What is asked:
How many lines in the entries below include the string "republic"? Answer with the number only.

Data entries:
════════

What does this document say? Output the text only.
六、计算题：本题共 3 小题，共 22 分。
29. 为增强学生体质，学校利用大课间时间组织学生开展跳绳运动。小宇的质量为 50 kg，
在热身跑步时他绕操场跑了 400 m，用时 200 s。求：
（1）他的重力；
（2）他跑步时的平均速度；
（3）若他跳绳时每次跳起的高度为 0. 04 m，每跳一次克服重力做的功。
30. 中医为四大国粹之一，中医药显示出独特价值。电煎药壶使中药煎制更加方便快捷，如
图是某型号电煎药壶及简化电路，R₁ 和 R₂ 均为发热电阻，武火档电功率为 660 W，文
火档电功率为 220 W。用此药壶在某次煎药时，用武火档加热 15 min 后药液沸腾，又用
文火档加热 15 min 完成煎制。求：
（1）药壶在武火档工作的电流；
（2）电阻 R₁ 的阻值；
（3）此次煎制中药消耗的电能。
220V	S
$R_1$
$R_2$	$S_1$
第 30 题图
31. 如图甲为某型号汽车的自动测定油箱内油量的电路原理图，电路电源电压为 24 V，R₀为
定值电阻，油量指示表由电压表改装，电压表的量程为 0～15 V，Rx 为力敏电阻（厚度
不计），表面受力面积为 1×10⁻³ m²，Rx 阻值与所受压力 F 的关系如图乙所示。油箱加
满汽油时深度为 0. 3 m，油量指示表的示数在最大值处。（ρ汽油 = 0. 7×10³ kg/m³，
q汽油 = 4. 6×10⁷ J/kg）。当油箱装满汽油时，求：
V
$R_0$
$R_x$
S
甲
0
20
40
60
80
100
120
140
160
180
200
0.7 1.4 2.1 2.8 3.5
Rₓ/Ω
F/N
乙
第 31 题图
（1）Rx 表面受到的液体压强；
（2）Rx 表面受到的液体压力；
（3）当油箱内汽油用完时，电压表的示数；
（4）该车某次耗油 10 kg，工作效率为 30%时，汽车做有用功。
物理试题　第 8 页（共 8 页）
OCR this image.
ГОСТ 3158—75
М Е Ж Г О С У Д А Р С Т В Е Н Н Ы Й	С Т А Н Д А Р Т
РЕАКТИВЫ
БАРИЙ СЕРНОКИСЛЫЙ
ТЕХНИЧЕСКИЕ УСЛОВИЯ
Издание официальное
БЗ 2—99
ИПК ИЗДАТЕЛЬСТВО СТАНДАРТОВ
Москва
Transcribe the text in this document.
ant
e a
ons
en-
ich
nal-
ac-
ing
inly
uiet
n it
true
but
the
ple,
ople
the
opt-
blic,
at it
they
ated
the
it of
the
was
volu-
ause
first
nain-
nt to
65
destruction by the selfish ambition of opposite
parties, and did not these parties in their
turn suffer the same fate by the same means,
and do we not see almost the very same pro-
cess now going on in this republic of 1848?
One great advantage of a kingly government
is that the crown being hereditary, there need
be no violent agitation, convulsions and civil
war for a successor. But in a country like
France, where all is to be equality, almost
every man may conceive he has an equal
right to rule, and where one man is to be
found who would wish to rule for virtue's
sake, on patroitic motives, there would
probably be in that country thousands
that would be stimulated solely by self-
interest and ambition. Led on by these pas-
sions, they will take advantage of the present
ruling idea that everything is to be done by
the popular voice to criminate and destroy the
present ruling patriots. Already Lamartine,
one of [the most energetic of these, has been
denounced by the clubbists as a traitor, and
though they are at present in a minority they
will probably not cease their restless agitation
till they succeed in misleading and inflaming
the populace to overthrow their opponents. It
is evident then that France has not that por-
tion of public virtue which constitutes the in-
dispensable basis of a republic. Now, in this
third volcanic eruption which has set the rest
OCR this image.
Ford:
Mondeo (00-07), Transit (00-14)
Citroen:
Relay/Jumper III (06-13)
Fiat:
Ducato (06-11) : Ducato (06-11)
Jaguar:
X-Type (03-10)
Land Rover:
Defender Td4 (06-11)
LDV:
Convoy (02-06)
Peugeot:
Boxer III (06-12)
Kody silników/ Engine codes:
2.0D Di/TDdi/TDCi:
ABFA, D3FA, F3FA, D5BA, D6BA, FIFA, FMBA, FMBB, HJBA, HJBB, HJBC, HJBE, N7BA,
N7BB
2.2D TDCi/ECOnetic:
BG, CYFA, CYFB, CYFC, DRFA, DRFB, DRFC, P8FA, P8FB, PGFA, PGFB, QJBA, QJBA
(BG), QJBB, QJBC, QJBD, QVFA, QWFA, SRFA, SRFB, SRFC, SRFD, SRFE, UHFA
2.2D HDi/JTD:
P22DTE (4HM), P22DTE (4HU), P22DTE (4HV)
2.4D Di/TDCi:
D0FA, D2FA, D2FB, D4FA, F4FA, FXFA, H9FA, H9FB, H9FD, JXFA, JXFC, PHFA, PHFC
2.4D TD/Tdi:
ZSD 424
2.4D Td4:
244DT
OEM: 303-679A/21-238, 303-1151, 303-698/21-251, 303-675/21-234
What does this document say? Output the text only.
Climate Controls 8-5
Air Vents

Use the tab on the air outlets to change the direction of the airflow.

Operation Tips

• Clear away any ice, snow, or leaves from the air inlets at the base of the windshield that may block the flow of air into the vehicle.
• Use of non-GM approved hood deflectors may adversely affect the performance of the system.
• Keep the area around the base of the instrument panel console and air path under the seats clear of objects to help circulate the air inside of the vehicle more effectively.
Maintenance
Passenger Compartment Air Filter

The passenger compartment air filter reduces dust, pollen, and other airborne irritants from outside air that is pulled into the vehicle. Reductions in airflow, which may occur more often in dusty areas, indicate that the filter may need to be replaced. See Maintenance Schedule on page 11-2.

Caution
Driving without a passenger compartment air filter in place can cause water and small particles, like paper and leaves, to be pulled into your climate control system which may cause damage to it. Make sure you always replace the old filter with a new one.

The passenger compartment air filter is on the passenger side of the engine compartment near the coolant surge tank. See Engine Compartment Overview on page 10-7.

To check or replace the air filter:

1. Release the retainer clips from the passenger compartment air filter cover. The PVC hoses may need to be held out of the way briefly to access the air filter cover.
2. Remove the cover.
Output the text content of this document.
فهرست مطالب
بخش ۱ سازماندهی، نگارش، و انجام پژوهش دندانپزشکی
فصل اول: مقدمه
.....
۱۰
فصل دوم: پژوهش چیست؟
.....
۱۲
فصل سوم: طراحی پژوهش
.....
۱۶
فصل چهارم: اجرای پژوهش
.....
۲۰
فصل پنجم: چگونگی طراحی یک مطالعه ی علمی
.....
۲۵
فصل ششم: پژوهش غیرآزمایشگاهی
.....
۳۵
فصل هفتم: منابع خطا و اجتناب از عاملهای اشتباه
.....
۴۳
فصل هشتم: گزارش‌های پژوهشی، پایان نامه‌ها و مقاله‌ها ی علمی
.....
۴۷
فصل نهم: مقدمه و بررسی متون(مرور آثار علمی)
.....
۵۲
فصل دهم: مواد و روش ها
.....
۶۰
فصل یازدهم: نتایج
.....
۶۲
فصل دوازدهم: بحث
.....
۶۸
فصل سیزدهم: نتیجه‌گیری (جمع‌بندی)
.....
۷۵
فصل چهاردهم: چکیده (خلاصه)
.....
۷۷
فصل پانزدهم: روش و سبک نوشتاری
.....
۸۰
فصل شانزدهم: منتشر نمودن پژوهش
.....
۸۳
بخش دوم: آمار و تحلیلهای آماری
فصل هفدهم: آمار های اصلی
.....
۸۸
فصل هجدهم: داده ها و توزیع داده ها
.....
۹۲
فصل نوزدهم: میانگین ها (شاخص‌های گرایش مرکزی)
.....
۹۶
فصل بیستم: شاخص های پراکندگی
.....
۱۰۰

════════

Solution:
2